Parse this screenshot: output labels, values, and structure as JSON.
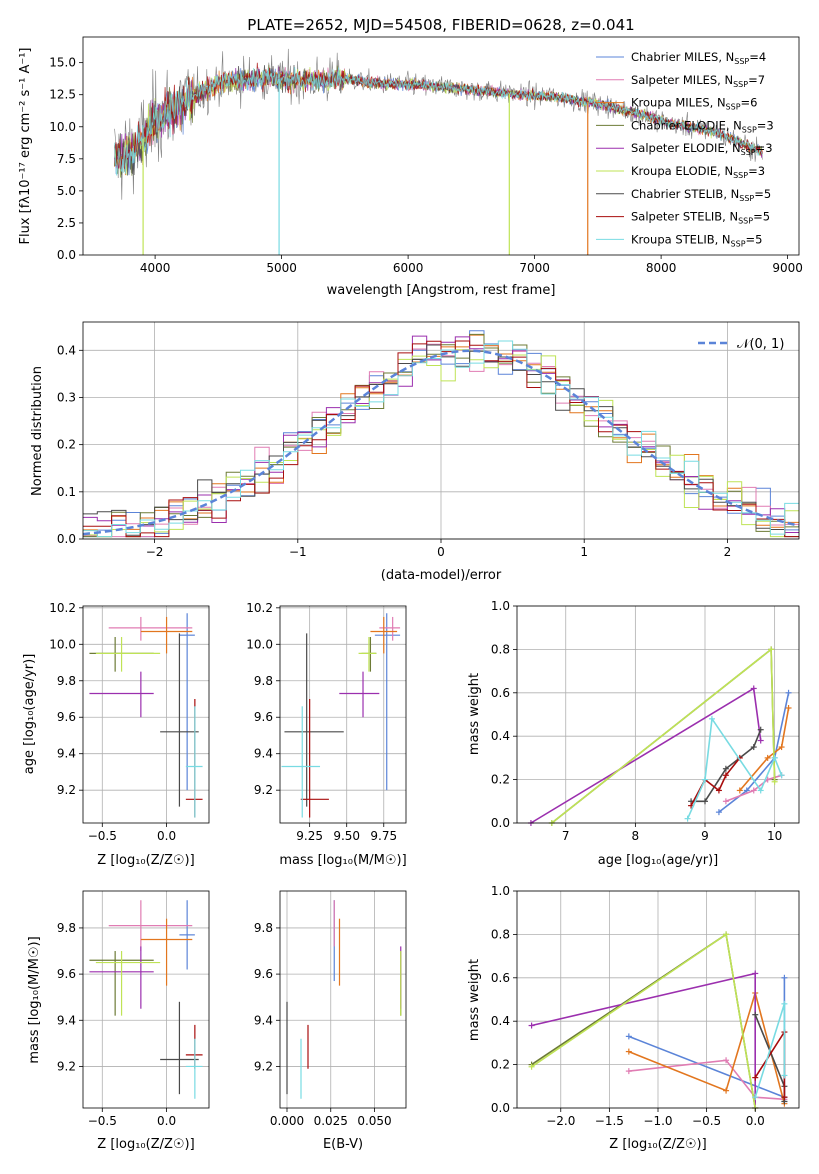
{
  "colors": {
    "chabrier_miles": "#5b84d8",
    "salpeter_miles": "#e07cb3",
    "kroupa_miles": "#e2761f",
    "chabrier_elodie": "#6d7b36",
    "salpeter_elodie": "#9b2fae",
    "kroupa_elodie": "#bfe356",
    "chabrier_stelib": "#4a4a4a",
    "salpeter_stelib": "#a80d0d",
    "kroupa_stelib": "#78dbe2"
  },
  "chart_data": [
    {
      "id": "spectrum",
      "type": "line",
      "title": "PLATE=2652, MJD=54508, FIBERID=0628, z=0.041",
      "xlabel": "wavelength [Angstrom, rest frame]",
      "ylabel": "Flux [fλ10⁻¹⁷ erg cm⁻² s⁻¹ A⁻¹]",
      "xlim": [
        3430,
        9090
      ],
      "ylim": [
        0,
        17
      ],
      "xticks": [
        4000,
        5000,
        6000,
        7000,
        8000,
        9000
      ],
      "yticks": [
        0.0,
        2.5,
        5.0,
        7.5,
        10.0,
        12.5,
        15.0
      ],
      "legend_position": "top-right",
      "legend": [
        {
          "label": "Chabrier MILES, N",
          "sub": "SSP",
          "suffix": "=4",
          "color": "#5b84d8"
        },
        {
          "label": "Salpeter MILES, N",
          "sub": "SSP",
          "suffix": "=7",
          "color": "#e07cb3"
        },
        {
          "label": "Kroupa MILES, N",
          "sub": "SSP",
          "suffix": "=6",
          "color": "#e2761f"
        },
        {
          "label": "Chabrier ELODIE, N",
          "sub": "SSP",
          "suffix": "=3",
          "color": "#6d7b36"
        },
        {
          "label": "Salpeter ELODIE, N",
          "sub": "SSP",
          "suffix": "=3",
          "color": "#9b2fae"
        },
        {
          "label": "Kroupa ELODIE, N",
          "sub": "SSP",
          "suffix": "=3",
          "color": "#bfe356"
        },
        {
          "label": "Chabrier STELIB, N",
          "sub": "SSP",
          "suffix": "=5",
          "color": "#4a4a4a"
        },
        {
          "label": "Salpeter STELIB, N",
          "sub": "SSP",
          "suffix": "=5",
          "color": "#a80d0d"
        },
        {
          "label": "Kroupa STELIB, N",
          "sub": "SSP",
          "suffix": "=5",
          "color": "#78dbe2"
        }
      ],
      "continuum": {
        "x": [
          3680,
          3800,
          3900,
          4000,
          4100,
          4200,
          4300,
          4400,
          4500,
          4700,
          4900,
          5100,
          5300,
          5500,
          5700,
          6000,
          6300,
          6600,
          6900,
          7200,
          7500,
          7800,
          8100,
          8400,
          8600,
          8800
        ],
        "y": [
          7.5,
          8.0,
          9.0,
          10.5,
          11.3,
          11.7,
          12.3,
          12.9,
          13.4,
          13.7,
          13.8,
          13.6,
          13.6,
          13.8,
          13.4,
          13.3,
          13.1,
          12.8,
          12.5,
          12.3,
          11.8,
          11.1,
          10.2,
          9.7,
          8.9,
          8.0
        ]
      },
      "dropouts": [
        {
          "x": 3905,
          "y_bottom": 0.0,
          "series": "kroupa_elodie"
        },
        {
          "x": 4980,
          "y_bottom": 0.0,
          "series": "kroupa_stelib"
        },
        {
          "x": 6800,
          "y_bottom": 0.0,
          "series": "kroupa_elodie"
        },
        {
          "x": 7420,
          "y_bottom": 0.0,
          "series": "kroupa_miles"
        }
      ]
    },
    {
      "id": "residuals",
      "type": "histogram",
      "xlabel": "(data-model)/error",
      "ylabel": "Normed distribution",
      "xlim": [
        -2.5,
        2.5
      ],
      "ylim": [
        0,
        0.46
      ],
      "xticks": [
        -2,
        -1,
        0,
        1,
        2
      ],
      "xtick_labels": [
        "−2",
        "−1",
        "0",
        "1",
        "2"
      ],
      "yticks": [
        0.0,
        0.1,
        0.2,
        0.3,
        0.4
      ],
      "bin_width": 0.1,
      "bin_start": -2.5,
      "legend_position": "top-right",
      "normal_curve": {
        "label": "𝒩(0, 1)",
        "color": "#5b84d8",
        "style": "dashed",
        "mean": 0.2,
        "sigma": 1.0
      }
    },
    {
      "id": "z-age",
      "type": "errorbar",
      "xlabel": "Z [log₁₀(Z/Z☉)]",
      "ylabel": "age  [log₁₀(age/yr)]",
      "xlim": [
        -0.65,
        0.33
      ],
      "ylim": [
        9.02,
        10.21
      ],
      "xticks": [
        -0.5,
        0.0
      ],
      "xtick_labels": [
        "−0.5",
        "0.0"
      ],
      "yticks": [
        9.2,
        9.4,
        9.6,
        9.8,
        10.0,
        10.2
      ]
    },
    {
      "id": "mass-age",
      "type": "errorbar",
      "xlabel": "mass [log₁₀(M/M☉)]",
      "ylabel": "",
      "xlim": [
        9.05,
        9.9
      ],
      "ylim": [
        9.02,
        10.21
      ],
      "xticks": [
        9.25,
        9.5,
        9.75
      ],
      "xtick_labels": [
        "9.25",
        "9.50",
        "9.75"
      ],
      "yticks": [
        9.2,
        9.4,
        9.6,
        9.8,
        10.0,
        10.2
      ]
    },
    {
      "id": "age-weight",
      "type": "line",
      "xlabel": "age  [log₁₀(age/yr)]",
      "ylabel": "mass weight",
      "xlim": [
        6.3,
        10.35
      ],
      "ylim": [
        0,
        1.0
      ],
      "xticks": [
        7,
        8,
        9,
        10
      ],
      "yticks": [
        0.0,
        0.2,
        0.4,
        0.6,
        0.8,
        1.0
      ]
    },
    {
      "id": "z-mass",
      "type": "errorbar",
      "xlabel": "Z [log₁₀(Z/Z☉)]",
      "ylabel": "mass [log₁₀(M/M☉)]",
      "xlim": [
        -0.65,
        0.33
      ],
      "ylim": [
        9.02,
        9.96
      ],
      "xticks": [
        -0.5,
        0.0
      ],
      "xtick_labels": [
        "−0.5",
        "0.0"
      ],
      "yticks": [
        9.2,
        9.4,
        9.6,
        9.8
      ]
    },
    {
      "id": "ebv-mass",
      "type": "errorbar",
      "xlabel": "E(B-V)",
      "ylabel": "",
      "xlim": [
        -0.004,
        0.068
      ],
      "ylim": [
        9.02,
        9.96
      ],
      "xticks": [
        0.0,
        0.025,
        0.05
      ],
      "xtick_labels": [
        "0.000",
        "0.025",
        "0.050"
      ],
      "yticks": [
        9.2,
        9.4,
        9.6,
        9.8
      ]
    },
    {
      "id": "z-weight",
      "type": "line",
      "xlabel": "Z [log₁₀(Z/Z☉)]",
      "ylabel": "mass weight",
      "xlim": [
        -2.45,
        0.45
      ],
      "ylim": [
        0,
        1.0
      ],
      "xticks": [
        -2.0,
        -1.5,
        -1.0,
        -0.5,
        0.0
      ],
      "xtick_labels": [
        "−2.0",
        "−1.5",
        "−1.0",
        "−0.5",
        "0.0"
      ],
      "yticks": [
        0.0,
        0.2,
        0.4,
        0.6,
        0.8,
        1.0
      ]
    }
  ],
  "fits": [
    {
      "key": "chabrier_miles",
      "age": 10.05,
      "age_lo": 9.2,
      "age_hi": 10.17,
      "Z": 0.16,
      "Z_lo": 0.1,
      "Z_hi": 0.22,
      "mass": 9.77,
      "mass_lo": 9.69,
      "mass_hi": 9.86,
      "mass_err_lo": 9.62,
      "mass_err_hi": 9.92,
      "ebv": 0.027,
      "ebv_lo": 9.57,
      "ebv_hi": 9.92,
      "ssp_age": [
        9.2,
        9.6,
        10.0,
        10.2
      ],
      "ssp_w": [
        0.05,
        0.15,
        0.3,
        0.6
      ],
      "ssp_Z": [
        -1.3,
        0.3,
        0.3,
        0.3
      ],
      "ssp_Zw": [
        0.33,
        0.05,
        0.03,
        0.6
      ]
    },
    {
      "key": "salpeter_miles",
      "age": 10.09,
      "age_lo": 10.02,
      "age_hi": 10.15,
      "Z": -0.2,
      "Z_lo": -0.45,
      "Z_hi": 0.2,
      "mass": 9.81,
      "mass_lo": 9.72,
      "mass_hi": 9.86,
      "mass_err_lo": 9.7,
      "mass_err_hi": 9.92,
      "ebv": 0.027,
      "ebv_lo": 9.72,
      "ebv_hi": 9.92,
      "ssp_age": [
        9.3,
        9.7,
        9.9,
        10.1
      ],
      "ssp_w": [
        0.1,
        0.15,
        0.2,
        0.22
      ],
      "ssp_Z": [
        -1.3,
        -0.3,
        0.0,
        0.3
      ],
      "ssp_Zw": [
        0.17,
        0.22,
        0.05,
        0.04
      ]
    },
    {
      "key": "kroupa_miles",
      "age": 10.07,
      "age_lo": 9.95,
      "age_hi": 10.15,
      "Z": 0.0,
      "Z_lo": -0.2,
      "Z_hi": 0.2,
      "mass": 9.75,
      "mass_lo": 9.66,
      "mass_hi": 9.84,
      "mass_err_lo": 9.55,
      "mass_err_hi": 9.84,
      "ebv": 0.03,
      "ebv_lo": 9.55,
      "ebv_hi": 9.84,
      "ssp_age": [
        9.5,
        9.9,
        10.1,
        10.2
      ],
      "ssp_w": [
        0.15,
        0.3,
        0.35,
        0.53
      ],
      "ssp_Z": [
        -1.3,
        -0.3,
        0.0,
        0.3
      ],
      "ssp_Zw": [
        0.26,
        0.08,
        0.53,
        0.02
      ]
    },
    {
      "key": "chabrier_elodie",
      "age": 9.95,
      "age_lo": 9.85,
      "age_hi": 10.04,
      "Z": -0.4,
      "Z_lo": -0.6,
      "Z_hi": -0.1,
      "mass": 9.66,
      "mass_lo": 9.6,
      "mass_hi": 9.7,
      "mass_err_lo": 9.42,
      "mass_err_hi": 9.7,
      "ebv": 0.065,
      "ebv_lo": 9.42,
      "ebv_hi": 9.7,
      "ssp_age": [
        6.8,
        9.95,
        10.0
      ],
      "ssp_w": [
        0.0,
        0.8,
        0.2
      ],
      "ssp_Z": [
        -2.3,
        -0.3,
        0.0
      ],
      "ssp_Zw": [
        0.2,
        0.8,
        0.0
      ]
    },
    {
      "key": "salpeter_elodie",
      "age": 9.73,
      "age_lo": 9.6,
      "age_hi": 9.85,
      "Z": -0.2,
      "Z_lo": -0.6,
      "Z_hi": -0.1,
      "mass": 9.61,
      "mass_lo": 9.45,
      "mass_hi": 9.72,
      "mass_err_lo": 9.45,
      "mass_err_hi": 9.72,
      "ebv": 0.065,
      "ebv_lo": 9.45,
      "ebv_hi": 9.72,
      "ssp_age": [
        6.5,
        9.7,
        9.8
      ],
      "ssp_w": [
        0.0,
        0.62,
        0.38
      ],
      "ssp_Z": [
        -2.3,
        0.0,
        0.0
      ],
      "ssp_Zw": [
        0.38,
        0.62,
        0.0
      ]
    },
    {
      "key": "kroupa_elodie",
      "age": 9.95,
      "age_lo": 9.85,
      "age_hi": 10.04,
      "Z": -0.35,
      "Z_lo": -0.55,
      "Z_hi": -0.05,
      "mass": 9.65,
      "mass_lo": 9.58,
      "mass_hi": 9.7,
      "mass_err_lo": 9.42,
      "mass_err_hi": 9.7,
      "ebv": 0.065,
      "ebv_lo": 9.42,
      "ebv_hi": 9.7,
      "ssp_age": [
        6.8,
        9.95,
        10.0
      ],
      "ssp_w": [
        0.0,
        0.8,
        0.19
      ],
      "ssp_Z": [
        -2.3,
        -0.3,
        0.0
      ],
      "ssp_Zw": [
        0.19,
        0.8,
        0.0
      ]
    },
    {
      "key": "chabrier_stelib",
      "age": 9.52,
      "age_lo": 9.11,
      "age_hi": 10.06,
      "Z": 0.1,
      "Z_lo": -0.05,
      "Z_hi": 0.25,
      "mass": 9.23,
      "mass_lo": 9.08,
      "mass_hi": 9.48,
      "mass_err_lo": 9.08,
      "mass_err_hi": 9.48,
      "ebv": 0.0,
      "ebv_lo": 9.08,
      "ebv_hi": 9.48,
      "ssp_age": [
        8.8,
        9.0,
        9.3,
        9.7,
        9.8
      ],
      "ssp_w": [
        0.1,
        0.1,
        0.25,
        0.35,
        0.43
      ],
      "ssp_Z": [
        0.0,
        0.3,
        0.3,
        0.3
      ],
      "ssp_Zw": [
        0.43,
        0.1,
        0.05,
        0.03
      ]
    },
    {
      "key": "salpeter_stelib",
      "age": 9.15,
      "age_lo": 9.05,
      "age_hi": 9.7,
      "Z": 0.22,
      "Z_lo": 0.15,
      "Z_hi": 0.28,
      "mass": 9.25,
      "mass_lo": 9.19,
      "mass_hi": 9.38,
      "mass_err_lo": 9.19,
      "mass_err_hi": 9.38,
      "ebv": 0.012,
      "ebv_lo": 9.19,
      "ebv_hi": 9.38,
      "ssp_age": [
        8.8,
        9.0,
        9.2,
        9.3,
        9.5
      ],
      "ssp_w": [
        0.08,
        0.2,
        0.15,
        0.22,
        0.3
      ],
      "ssp_Z": [
        0.0,
        0.3,
        0.3
      ],
      "ssp_Zw": [
        0.14,
        0.35,
        0.05
      ]
    },
    {
      "key": "kroupa_stelib",
      "age": 9.33,
      "age_lo": 9.05,
      "age_hi": 9.66,
      "Z": 0.22,
      "Z_lo": 0.15,
      "Z_hi": 0.28,
      "mass": 9.2,
      "mass_lo": 9.06,
      "mass_hi": 9.32,
      "mass_err_lo": 9.06,
      "mass_err_hi": 9.32,
      "ebv": 0.008,
      "ebv_lo": 9.06,
      "ebv_hi": 9.32,
      "ssp_age": [
        8.75,
        9.0,
        9.1,
        9.8,
        10.0,
        10.1
      ],
      "ssp_w": [
        0.02,
        0.2,
        0.48,
        0.15,
        0.3,
        0.22
      ],
      "ssp_Z": [
        0.0,
        0.3,
        0.3
      ],
      "ssp_Zw": [
        0.05,
        0.48,
        0.15
      ]
    }
  ]
}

******

Set task:
Pick out each line in the material containing "series".

Output for this task:
          "series": "kroupa_elodie"
          "series": "kroupa_stelib"
          "series": "kroupa_elodie"
          "series": "kroupa_miles"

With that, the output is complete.